▸ **Given data**:
☆ ☆ ☆ ☆

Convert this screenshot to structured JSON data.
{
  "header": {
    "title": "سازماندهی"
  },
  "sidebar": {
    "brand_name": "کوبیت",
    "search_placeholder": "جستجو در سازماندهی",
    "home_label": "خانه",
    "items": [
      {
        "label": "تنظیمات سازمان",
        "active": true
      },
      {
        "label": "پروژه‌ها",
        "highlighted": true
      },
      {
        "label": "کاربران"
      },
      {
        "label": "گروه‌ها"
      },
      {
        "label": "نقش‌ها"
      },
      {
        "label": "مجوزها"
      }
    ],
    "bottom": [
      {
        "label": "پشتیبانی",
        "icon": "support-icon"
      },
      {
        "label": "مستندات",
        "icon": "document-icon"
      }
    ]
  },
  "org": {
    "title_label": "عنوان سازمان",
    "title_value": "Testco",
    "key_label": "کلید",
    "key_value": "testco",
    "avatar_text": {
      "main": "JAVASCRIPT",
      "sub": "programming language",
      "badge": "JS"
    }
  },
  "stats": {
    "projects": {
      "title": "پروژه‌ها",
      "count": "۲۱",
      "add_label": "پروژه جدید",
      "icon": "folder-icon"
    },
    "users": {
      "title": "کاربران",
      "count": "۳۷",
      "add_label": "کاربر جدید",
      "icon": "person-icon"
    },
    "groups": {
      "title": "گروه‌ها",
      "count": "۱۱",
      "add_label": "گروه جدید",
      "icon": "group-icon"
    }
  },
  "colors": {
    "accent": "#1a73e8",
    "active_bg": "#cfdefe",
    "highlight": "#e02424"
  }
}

☆ ☆ ☆ ☆

▸ **Your goal**: Repeat all of the records above exactly as written.

▸ **Task solution**:
Convert this screenshot to structured JSON data.
{
  "header": {
    "title": "سازماندهی"
  },
  "sidebar": {
    "brand_name": "کوبیت",
    "search_placeholder": "جستجو در سازماندهی",
    "home_label": "خانه",
    "items": [
      {
        "label": "تنظیمات سازمان",
        "active": true
      },
      {
        "label": "پروژه‌ها",
        "highlighted": true
      },
      {
        "label": "کاربران"
      },
      {
        "label": "گروه‌ها"
      },
      {
        "label": "نقش‌ها"
      },
      {
        "label": "مجوزها"
      }
    ],
    "bottom": [
      {
        "label": "پشتیبانی",
        "icon": "support-icon"
      },
      {
        "label": "مستندات",
        "icon": "document-icon"
      }
    ]
  },
  "org": {
    "title_label": "عنوان سازمان",
    "title_value": "Testco",
    "key_label": "کلید",
    "key_value": "testco",
    "avatar_text": {
      "main": "JAVASCRIPT",
      "sub": "programming language",
      "badge": "JS"
    }
  },
  "stats": {
    "projects": {
      "title": "پروژه‌ها",
      "count": "۲۱",
      "add_label": "پروژه جدید",
      "icon": "folder-icon"
    },
    "users": {
      "title": "کاربران",
      "count": "۳۷",
      "add_label": "کاربر جدید",
      "icon": "person-icon"
    },
    "groups": {
      "title": "گروه‌ها",
      "count": "۱۱",
      "add_label": "گروه جدید",
      "icon": "group-icon"
    }
  },
  "colors": {
    "accent": "#1a73e8",
    "active_bg": "#cfdefe",
    "highlight": "#e02424"
  }
}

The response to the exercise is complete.